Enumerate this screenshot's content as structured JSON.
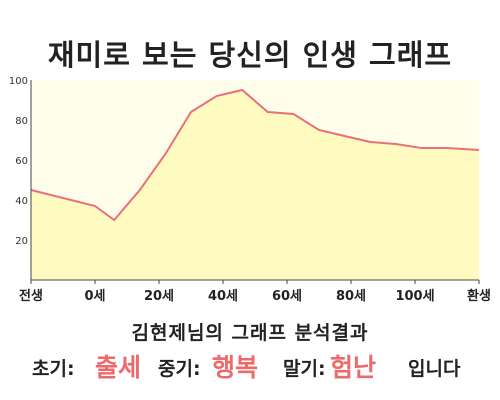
{
  "header": {
    "title": "재미로 보는 당신의 인생 그래프"
  },
  "chart_data": {
    "type": "area",
    "title": "재미로 보는 당신의 인생 그래프",
    "x_tick_labels": [
      "전생",
      "0세",
      "20세",
      "40세",
      "60세",
      "80세",
      "100세",
      "환생"
    ],
    "y_ticks": [
      100,
      80,
      60,
      40,
      20
    ],
    "ylim": [
      0,
      100
    ],
    "xlim": [
      -20,
      120
    ],
    "grid": false,
    "colors": {
      "fill": "#fffbc0",
      "line": "#e8707a",
      "plot_background": "#fffeea"
    },
    "series": [
      {
        "x": [
          -20,
          0,
          6,
          14,
          22,
          30,
          38,
          46,
          54,
          62,
          70,
          78,
          86,
          94,
          102,
          110,
          120
        ],
        "values": [
          45,
          37,
          30,
          45,
          63,
          84,
          92,
          95,
          84,
          83,
          75,
          72,
          69,
          68,
          66,
          66,
          65
        ]
      }
    ]
  },
  "result": {
    "caption": "김현제님의 그래프 분석결과",
    "early_label": "초기:",
    "early_value": "출세",
    "middle_label": "중기:",
    "middle_value": "행복",
    "late_label": "말기:",
    "late_value": "험난",
    "ending": "입니다"
  }
}
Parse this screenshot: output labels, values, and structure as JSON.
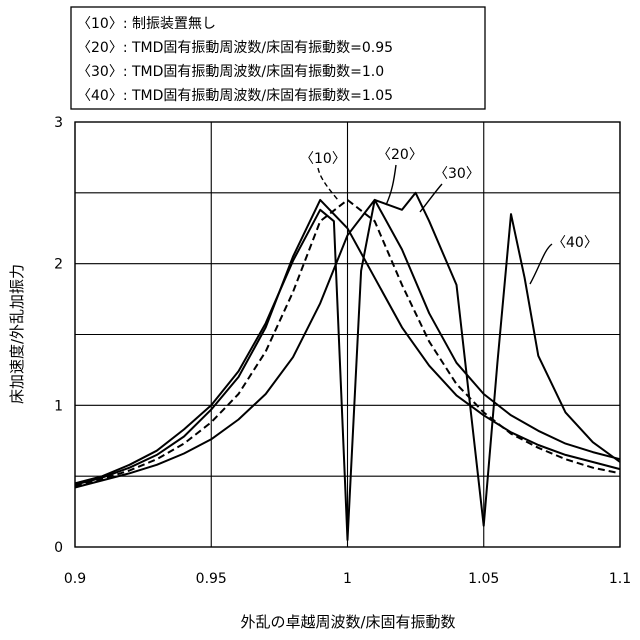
{
  "chart_data": {
    "type": "line",
    "xlabel": "外乱の卓越周波数/床固有振動数",
    "ylabel": "床加速度/外乱加振力",
    "xlim": [
      0.9,
      1.1
    ],
    "ylim": [
      0,
      3
    ],
    "x_ticks": [
      0.9,
      0.95,
      1.0,
      1.05,
      1.1
    ],
    "x_tick_labels": [
      "0.9",
      "0.95",
      "1",
      "1.05",
      "1.1"
    ],
    "y_ticks": [
      0,
      1,
      2,
      3
    ],
    "y_tick_labels": [
      "0",
      "1",
      "2",
      "3"
    ],
    "grid": true,
    "legend": {
      "placement": "top-left",
      "entries": [
        "〈10〉: 制振装置無し",
        "〈20〉: TMD固有振動周波数/床固有振動数=0.95",
        "〈30〉: TMD固有振動周波数/床固有振動数=1.0",
        "〈40〉: TMD固有振動周波数/床固有振動数=1.05"
      ]
    },
    "series": [
      {
        "name": "〈10〉",
        "style": "dashed",
        "x": [
          0.9,
          0.91,
          0.92,
          0.93,
          0.94,
          0.95,
          0.96,
          0.97,
          0.98,
          0.99,
          1.0,
          1.01,
          1.02,
          1.03,
          1.04,
          1.05,
          1.06,
          1.07,
          1.08,
          1.09,
          1.1
        ],
        "y": [
          0.43,
          0.48,
          0.54,
          0.62,
          0.73,
          0.88,
          1.08,
          1.38,
          1.8,
          2.3,
          2.45,
          2.3,
          1.85,
          1.45,
          1.15,
          0.95,
          0.8,
          0.7,
          0.62,
          0.56,
          0.52
        ]
      },
      {
        "name": "〈20〉",
        "style": "solid",
        "x": [
          0.9,
          0.91,
          0.92,
          0.93,
          0.94,
          0.95,
          0.96,
          0.97,
          0.98,
          0.99,
          1.0,
          1.01,
          1.02,
          1.03,
          1.04,
          1.05,
          1.06,
          1.07,
          1.08,
          1.09,
          1.1
        ],
        "y": [
          0.44,
          0.49,
          0.56,
          0.65,
          0.78,
          0.97,
          1.2,
          1.55,
          2.05,
          2.45,
          2.25,
          1.9,
          1.55,
          1.28,
          1.07,
          0.93,
          0.81,
          0.72,
          0.65,
          0.6,
          0.55
        ]
      },
      {
        "name": "〈30〉",
        "style": "solid",
        "x": [
          0.9,
          0.91,
          0.92,
          0.93,
          0.94,
          0.95,
          0.96,
          0.97,
          0.98,
          0.99,
          0.995,
          1.0,
          1.005,
          1.01,
          1.02,
          1.03,
          1.04,
          1.05,
          1.06,
          1.07,
          1.08,
          1.09,
          1.1
        ],
        "y": [
          0.45,
          0.5,
          0.58,
          0.68,
          0.83,
          1.0,
          1.24,
          1.58,
          2.02,
          2.38,
          2.3,
          0.05,
          1.95,
          2.45,
          2.1,
          1.65,
          1.3,
          1.08,
          0.93,
          0.82,
          0.73,
          0.67,
          0.62
        ]
      },
      {
        "name": "〈40〉",
        "style": "solid",
        "x": [
          0.9,
          0.91,
          0.92,
          0.93,
          0.94,
          0.95,
          0.96,
          0.97,
          0.98,
          0.99,
          1.0,
          1.01,
          1.02,
          1.025,
          1.03,
          1.04,
          1.05,
          1.055,
          1.06,
          1.065,
          1.07,
          1.08,
          1.09,
          1.1
        ],
        "y": [
          0.42,
          0.47,
          0.52,
          0.58,
          0.66,
          0.76,
          0.9,
          1.08,
          1.34,
          1.72,
          2.2,
          2.45,
          2.38,
          2.5,
          2.3,
          1.85,
          0.15,
          1.3,
          2.35,
          1.9,
          1.35,
          0.95,
          0.74,
          0.6
        ]
      }
    ],
    "annotations": [
      "〈10〉",
      "〈20〉",
      "〈30〉",
      "〈40〉"
    ]
  }
}
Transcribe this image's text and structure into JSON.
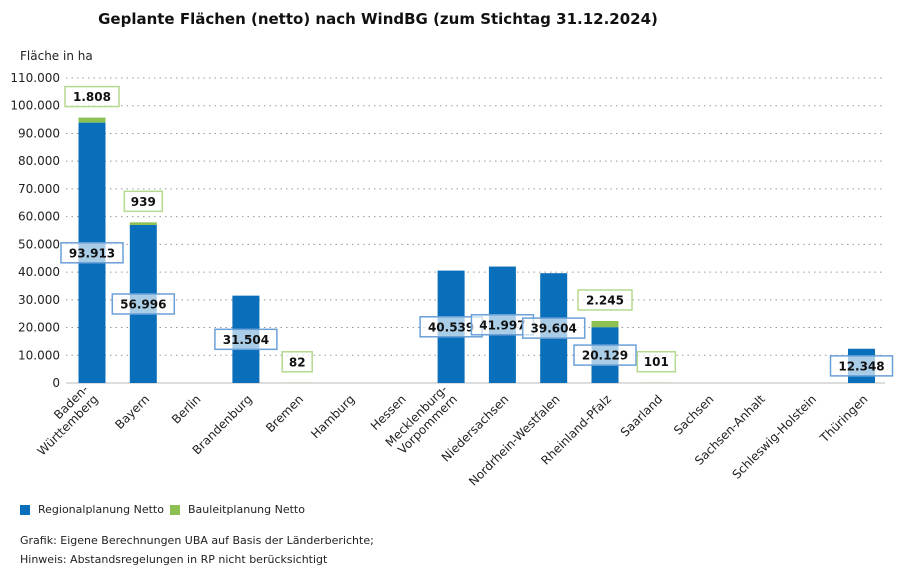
{
  "chart_data": {
    "type": "bar",
    "stacked": true,
    "title": "Geplante Flächen (netto) nach WindBG (zum Stichtag 31.12.2024)",
    "ylabel": "Fläche in ha",
    "xlabel": "",
    "ylim": [
      0,
      110000
    ],
    "yticks": [
      "0",
      "10.000",
      "20.000",
      "30.000",
      "40.000",
      "50.000",
      "60.000",
      "70.000",
      "80.000",
      "90.000",
      "100.000",
      "110.000"
    ],
    "grid": true,
    "legend_position": "bottom-left",
    "categories": [
      "Baden-\nWürttemberg",
      "Bayern",
      "Berlin",
      "Brandenburg",
      "Bremen",
      "Hamburg",
      "Hessen",
      "Mecklenburg-\nVorpommern",
      "Niedersachsen",
      "Nordrhein-Westfalen",
      "Rheinland-Pfalz",
      "Saarland",
      "Sachsen",
      "Sachsen-Anhalt",
      "Schleswig-Holstein",
      "Thüringen"
    ],
    "series": [
      {
        "name": "Regionalplanung Netto",
        "color": "#0a6fba",
        "values": [
          93913,
          56996,
          0,
          31504,
          0,
          0,
          0,
          40539,
          41997,
          39604,
          20129,
          0,
          0,
          0,
          0,
          12348
        ],
        "labels": [
          "93.913",
          "56.996",
          "",
          "31.504",
          "",
          "",
          "",
          "40.539",
          "41.997",
          "39.604",
          "20.129",
          "",
          "",
          "",
          "",
          "12.348"
        ]
      },
      {
        "name": "Bauleitplanung Netto",
        "color": "#8dc053",
        "values": [
          1808,
          939,
          0,
          0,
          82,
          0,
          0,
          0,
          0,
          0,
          2245,
          101,
          0,
          0,
          0,
          0
        ],
        "labels": [
          "1.808",
          "939",
          "",
          "",
          "82",
          "",
          "",
          "",
          "",
          "",
          "2.245",
          "101",
          "",
          "",
          "",
          ""
        ]
      }
    ]
  },
  "footer": {
    "line1": "Grafik: Eigene Berechnungen UBA auf Basis der Länderberichte;",
    "line2": "Hinweis: Abstandsregelungen in RP nicht berücksichtigt"
  }
}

→ **Exercise objective**
The records above must be transcribed exactly. Pictures are left out of the copy.

→ **Written solution**
Enumerate this screenshot's content as structured JSON.
{
  "header": {
    "title": "재미로 보는 당신의 인생 그래프"
  },
  "chart_data": {
    "type": "area",
    "title": "재미로 보는 당신의 인생 그래프",
    "x_tick_labels": [
      "전생",
      "0세",
      "20세",
      "40세",
      "60세",
      "80세",
      "100세",
      "환생"
    ],
    "y_ticks": [
      100,
      80,
      60,
      40,
      20
    ],
    "ylim": [
      0,
      100
    ],
    "xlim": [
      -20,
      120
    ],
    "grid": false,
    "colors": {
      "fill": "#fffbc0",
      "line": "#e8707a",
      "plot_background": "#fffeea"
    },
    "series": [
      {
        "x": [
          -20,
          0,
          6,
          14,
          22,
          30,
          38,
          46,
          54,
          62,
          70,
          78,
          86,
          94,
          102,
          110,
          120
        ],
        "values": [
          45,
          37,
          30,
          45,
          63,
          84,
          92,
          95,
          84,
          83,
          75,
          72,
          69,
          68,
          66,
          66,
          65
        ]
      }
    ]
  },
  "result": {
    "caption": "김현제님의 그래프 분석결과",
    "early_label": "초기:",
    "early_value": "출세",
    "middle_label": "중기:",
    "middle_value": "행복",
    "late_label": "말기:",
    "late_value": "험난",
    "ending": "입니다"
  }
}
Parse this screenshot: output labels, values, and structure as JSON.
{
  "chart_data": {
    "type": "line",
    "xlabel": "外乱の卓越周波数/床固有振動数",
    "ylabel": "床加速度/外乱加振力",
    "xlim": [
      0.9,
      1.1
    ],
    "ylim": [
      0,
      3
    ],
    "x_ticks": [
      0.9,
      0.95,
      1.0,
      1.05,
      1.1
    ],
    "x_tick_labels": [
      "0.9",
      "0.95",
      "1",
      "1.05",
      "1.1"
    ],
    "y_ticks": [
      0,
      1,
      2,
      3
    ],
    "y_tick_labels": [
      "0",
      "1",
      "2",
      "3"
    ],
    "grid": true,
    "legend": {
      "placement": "top-left",
      "entries": [
        "〈10〉: 制振装置無し",
        "〈20〉: TMD固有振動周波数/床固有振動数=0.95",
        "〈30〉: TMD固有振動周波数/床固有振動数=1.0",
        "〈40〉: TMD固有振動周波数/床固有振動数=1.05"
      ]
    },
    "series": [
      {
        "name": "〈10〉",
        "style": "dashed",
        "x": [
          0.9,
          0.91,
          0.92,
          0.93,
          0.94,
          0.95,
          0.96,
          0.97,
          0.98,
          0.99,
          1.0,
          1.01,
          1.02,
          1.03,
          1.04,
          1.05,
          1.06,
          1.07,
          1.08,
          1.09,
          1.1
        ],
        "y": [
          0.43,
          0.48,
          0.54,
          0.62,
          0.73,
          0.88,
          1.08,
          1.38,
          1.8,
          2.3,
          2.45,
          2.3,
          1.85,
          1.45,
          1.15,
          0.95,
          0.8,
          0.7,
          0.62,
          0.56,
          0.52
        ]
      },
      {
        "name": "〈20〉",
        "style": "solid",
        "x": [
          0.9,
          0.91,
          0.92,
          0.93,
          0.94,
          0.95,
          0.96,
          0.97,
          0.98,
          0.99,
          1.0,
          1.01,
          1.02,
          1.03,
          1.04,
          1.05,
          1.06,
          1.07,
          1.08,
          1.09,
          1.1
        ],
        "y": [
          0.44,
          0.49,
          0.56,
          0.65,
          0.78,
          0.97,
          1.2,
          1.55,
          2.05,
          2.45,
          2.25,
          1.9,
          1.55,
          1.28,
          1.07,
          0.93,
          0.81,
          0.72,
          0.65,
          0.6,
          0.55
        ]
      },
      {
        "name": "〈30〉",
        "style": "solid",
        "x": [
          0.9,
          0.91,
          0.92,
          0.93,
          0.94,
          0.95,
          0.96,
          0.97,
          0.98,
          0.99,
          0.995,
          1.0,
          1.005,
          1.01,
          1.02,
          1.03,
          1.04,
          1.05,
          1.06,
          1.07,
          1.08,
          1.09,
          1.1
        ],
        "y": [
          0.45,
          0.5,
          0.58,
          0.68,
          0.83,
          1.0,
          1.24,
          1.58,
          2.02,
          2.38,
          2.3,
          0.05,
          1.95,
          2.45,
          2.1,
          1.65,
          1.3,
          1.08,
          0.93,
          0.82,
          0.73,
          0.67,
          0.62
        ]
      },
      {
        "name": "〈40〉",
        "style": "solid",
        "x": [
          0.9,
          0.91,
          0.92,
          0.93,
          0.94,
          0.95,
          0.96,
          0.97,
          0.98,
          0.99,
          1.0,
          1.01,
          1.02,
          1.025,
          1.03,
          1.04,
          1.05,
          1.055,
          1.06,
          1.065,
          1.07,
          1.08,
          1.09,
          1.1
        ],
        "y": [
          0.42,
          0.47,
          0.52,
          0.58,
          0.66,
          0.76,
          0.9,
          1.08,
          1.34,
          1.72,
          2.2,
          2.45,
          2.38,
          2.5,
          2.3,
          1.85,
          0.15,
          1.3,
          2.35,
          1.9,
          1.35,
          0.95,
          0.74,
          0.6
        ]
      }
    ],
    "annotations": [
      "〈10〉",
      "〈20〉",
      "〈30〉",
      "〈40〉"
    ]
  }
}
Transcribe this image's text and structure into JSON.
{
  "chart_data": {
    "type": "bar",
    "stacked": true,
    "title": "Geplante Flächen (netto) nach WindBG (zum Stichtag 31.12.2024)",
    "ylabel": "Fläche in ha",
    "xlabel": "",
    "ylim": [
      0,
      110000
    ],
    "yticks": [
      "0",
      "10.000",
      "20.000",
      "30.000",
      "40.000",
      "50.000",
      "60.000",
      "70.000",
      "80.000",
      "90.000",
      "100.000",
      "110.000"
    ],
    "grid": true,
    "legend_position": "bottom-left",
    "categories": [
      "Baden-\nWürttemberg",
      "Bayern",
      "Berlin",
      "Brandenburg",
      "Bremen",
      "Hamburg",
      "Hessen",
      "Mecklenburg-\nVorpommern",
      "Niedersachsen",
      "Nordrhein-Westfalen",
      "Rheinland-Pfalz",
      "Saarland",
      "Sachsen",
      "Sachsen-Anhalt",
      "Schleswig-Holstein",
      "Thüringen"
    ],
    "series": [
      {
        "name": "Regionalplanung Netto",
        "color": "#0a6fba",
        "values": [
          93913,
          56996,
          0,
          31504,
          0,
          0,
          0,
          40539,
          41997,
          39604,
          20129,
          0,
          0,
          0,
          0,
          12348
        ],
        "labels": [
          "93.913",
          "56.996",
          "",
          "31.504",
          "",
          "",
          "",
          "40.539",
          "41.997",
          "39.604",
          "20.129",
          "",
          "",
          "",
          "",
          "12.348"
        ]
      },
      {
        "name": "Bauleitplanung Netto",
        "color": "#8dc053",
        "values": [
          1808,
          939,
          0,
          0,
          82,
          0,
          0,
          0,
          0,
          0,
          2245,
          101,
          0,
          0,
          0,
          0
        ],
        "labels": [
          "1.808",
          "939",
          "",
          "",
          "82",
          "",
          "",
          "",
          "",
          "",
          "2.245",
          "101",
          "",
          "",
          "",
          ""
        ]
      }
    ]
  },
  "footer": {
    "line1": "Grafik: Eigene Berechnungen UBA auf Basis der Länderberichte;",
    "line2": "Hinweis: Abstandsregelungen in RP nicht berücksichtigt"
  }
}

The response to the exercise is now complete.